#### WRITTEN INSTRUCTION
Repeat the rows from the line with "section-row: Compression experiment: [6, 1368, 1200, 1408]" up to and including the line with "value-cell: 80×10-6 [372, 688, 559, 768]", word for word.

===

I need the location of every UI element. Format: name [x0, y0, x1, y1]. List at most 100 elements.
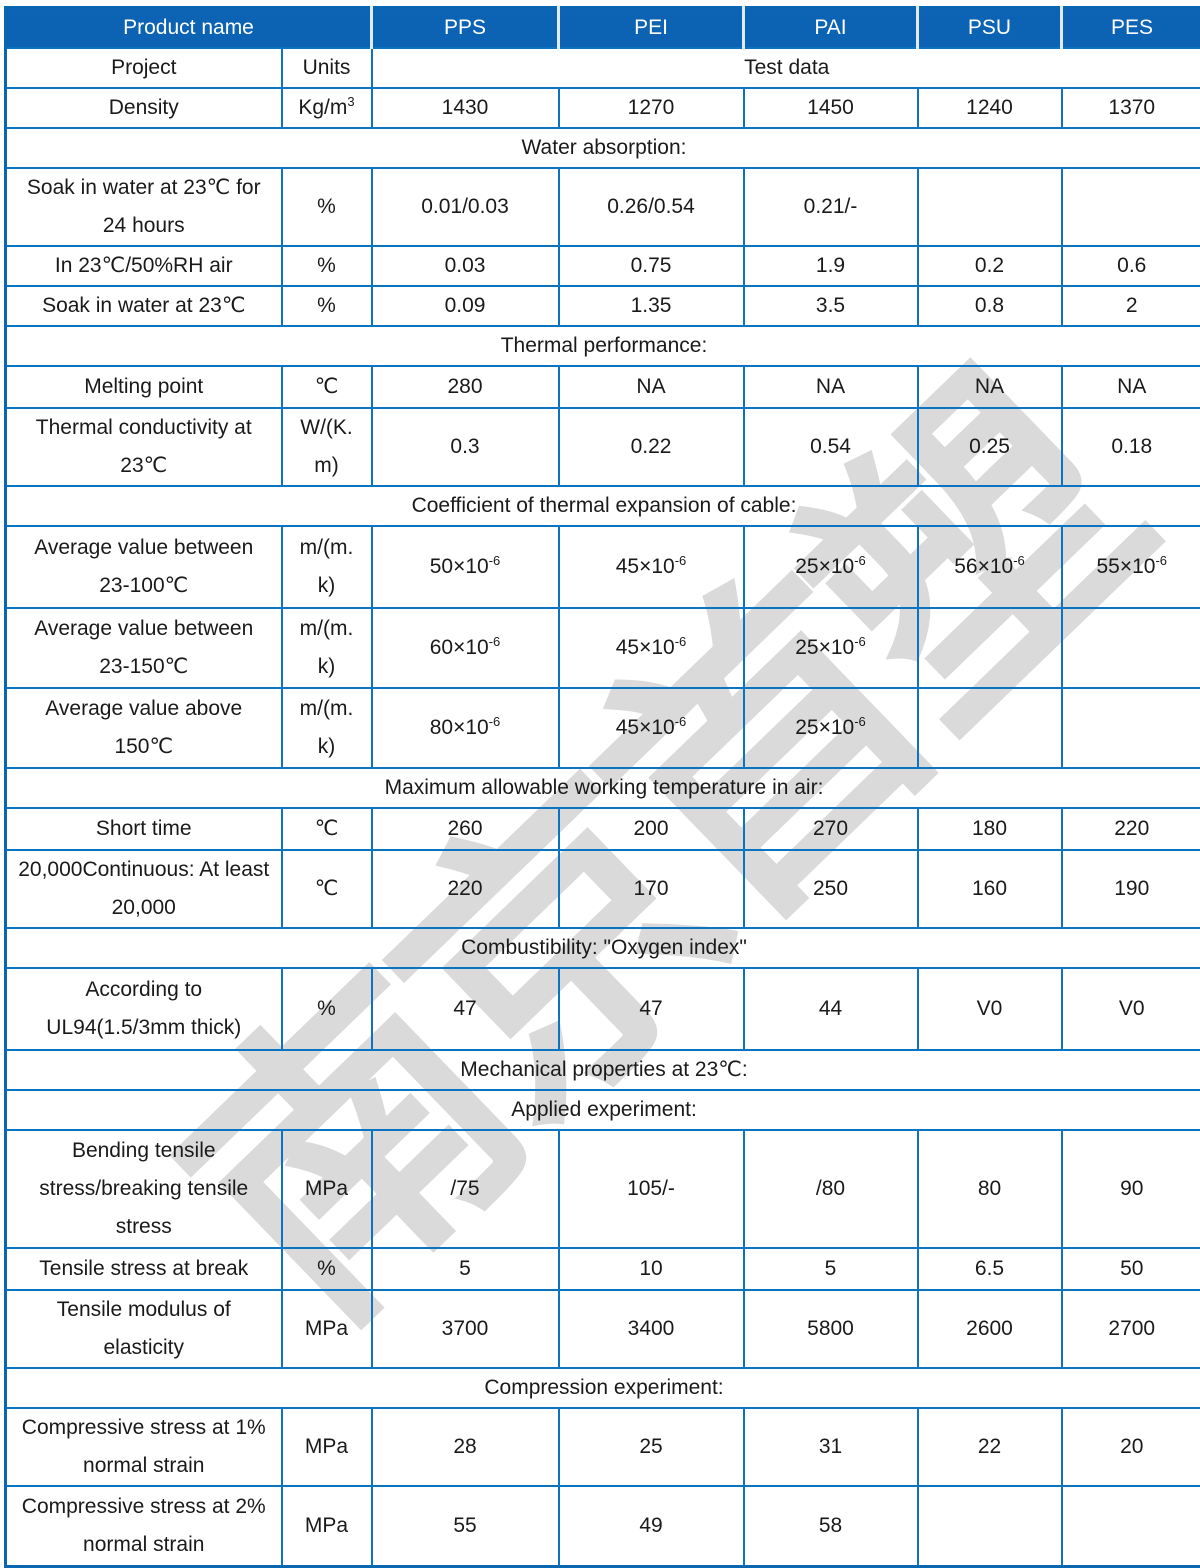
section-row: Compression experiment: [6, 1368, 1200, 1408]
value-cell: 56×10-6 [918, 526, 1062, 608]
material-properties-table: Product name PPS PEI PAI PSU PES Project… [4, 6, 1200, 1568]
value-cell: 160 [918, 850, 1062, 928]
value-cell: 170 [559, 850, 744, 928]
value-cell: 270 [744, 808, 918, 850]
property-label-cell: Density [6, 88, 282, 128]
value-cell: 80×10-6 [372, 688, 559, 768]
property-label-cell: Thermal conductivity at 23℃ [6, 408, 282, 486]
value-cell: 2600 [918, 1290, 1062, 1368]
exponent: -6 [675, 553, 687, 568]
value-cell [918, 168, 1062, 246]
value-cell: 2 [1062, 286, 1200, 326]
unit-cell: ℃ [282, 850, 372, 928]
value-cell [1062, 168, 1200, 246]
value-cell: 55×10-6 [1062, 526, 1200, 608]
column-header-pes: PES [1062, 8, 1200, 49]
unit-cell: % [282, 286, 372, 326]
column-header-pei: PEI [559, 8, 744, 49]
value-cell: 190 [1062, 850, 1200, 928]
section-label: Water absorption: [6, 128, 1200, 168]
section-row: Coefficient of thermal expansion of cabl… [6, 486, 1200, 526]
property-label-cell: According to UL94(1.5/3mm thick) [6, 968, 282, 1050]
value-cell: /75 [372, 1130, 559, 1248]
table-row: Soak in water at 23℃ for 24 hours%0.01/0… [6, 168, 1200, 246]
property-label-cell: Melting point [6, 366, 282, 408]
value-cell: 5800 [744, 1290, 918, 1368]
table-row: Bending tensile stress/breaking tensile … [6, 1130, 1200, 1248]
exponent: -6 [675, 714, 687, 729]
value-cell: 25 [559, 1408, 744, 1486]
value-cell: NA [559, 366, 744, 408]
value-cell: 0.75 [559, 246, 744, 286]
unit-cell: ℃ [282, 808, 372, 850]
value-cell [1062, 608, 1200, 688]
value-cell: 45×10-6 [559, 608, 744, 688]
value-cell [918, 1486, 1062, 1566]
value-cell: NA [918, 366, 1062, 408]
value-cell: 220 [372, 850, 559, 928]
test-data-cell: Test data [372, 48, 1200, 88]
value-cell: 49 [559, 1486, 744, 1566]
value-cell: 28 [372, 1408, 559, 1486]
value-cell [918, 608, 1062, 688]
value-cell: 0.03 [372, 246, 559, 286]
property-label-cell: Compressive stress at 1% normal strain [6, 1408, 282, 1486]
value-cell: 0.3 [372, 408, 559, 486]
value-cell: 2700 [1062, 1290, 1200, 1368]
property-label-cell: Soak in water at 23℃ for 24 hours [6, 168, 282, 246]
value-cell: 25×10-6 [744, 608, 918, 688]
value-cell: 0.18 [1062, 408, 1200, 486]
value-cell: 1.35 [559, 286, 744, 326]
units-header: Units [282, 48, 372, 88]
table-body: Product name PPS PEI PAI PSU PES Project… [6, 8, 1200, 1567]
exponent: -6 [854, 634, 866, 649]
value-cell: 180 [918, 808, 1062, 850]
value-cell: 25×10-6 [744, 526, 918, 608]
value-cell: 280 [372, 366, 559, 408]
unit-cell: MPa [282, 1290, 372, 1368]
exponent: -6 [489, 553, 501, 568]
value-cell: V0 [918, 968, 1062, 1050]
value-cell: 1.9 [744, 246, 918, 286]
unit-cell: m/(m. k) [282, 608, 372, 688]
value-cell: 47 [559, 968, 744, 1050]
value-cell: 0.01/0.03 [372, 168, 559, 246]
unit-cell: W/(K. m) [282, 408, 372, 486]
value-cell: 3.5 [744, 286, 918, 326]
property-label-cell: Tensile modulus of elasticity [6, 1290, 282, 1368]
section-row: Combustibility: "Oxygen index" [6, 928, 1200, 968]
exponent: -6 [854, 714, 866, 729]
value-cell: V0 [1062, 968, 1200, 1050]
value-cell: 3700 [372, 1290, 559, 1368]
value-cell: 5 [372, 1248, 559, 1290]
value-cell: /80 [744, 1130, 918, 1248]
exponent: 3 [347, 94, 354, 109]
value-cell [918, 688, 1062, 768]
property-label-cell: 20,000Continuous: At least 20,000 [6, 850, 282, 928]
property-label-cell: Average value between 23-100℃ [6, 526, 282, 608]
value-cell: 50×10-6 [372, 526, 559, 608]
value-cell: 45×10-6 [559, 526, 744, 608]
unit-cell: m/(m. k) [282, 526, 372, 608]
value-cell: 1450 [744, 88, 918, 128]
section-row: Water absorption: [6, 128, 1200, 168]
value-cell: 20 [1062, 1408, 1200, 1486]
value-cell: 25×10-6 [744, 688, 918, 768]
value-cell: 0.54 [744, 408, 918, 486]
value-cell: 0.8 [918, 286, 1062, 326]
value-cell [1062, 1486, 1200, 1566]
section-label: Maximum allowable working temperature in… [6, 768, 1200, 808]
property-label-cell: Soak in water at 23℃ [6, 286, 282, 326]
column-header-psu: PSU [918, 8, 1062, 49]
property-label-cell: Average value between 23-150℃ [6, 608, 282, 688]
value-cell: 31 [744, 1408, 918, 1486]
value-cell: 1270 [559, 88, 744, 128]
value-cell: 0.6 [1062, 246, 1200, 286]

===

#### FINAL RESULT
section-row: Compression experiment: [6, 1368, 1200, 1408]
value-cell: 56×10-6 [918, 526, 1062, 608]
material-properties-table: Product name PPS PEI PAI PSU PES Project… [4, 6, 1200, 1568]
value-cell: 160 [918, 850, 1062, 928]
value-cell: 170 [559, 850, 744, 928]
value-cell: 270 [744, 808, 918, 850]
property-label-cell: Density [6, 88, 282, 128]
value-cell: 80×10-6 [372, 688, 559, 768]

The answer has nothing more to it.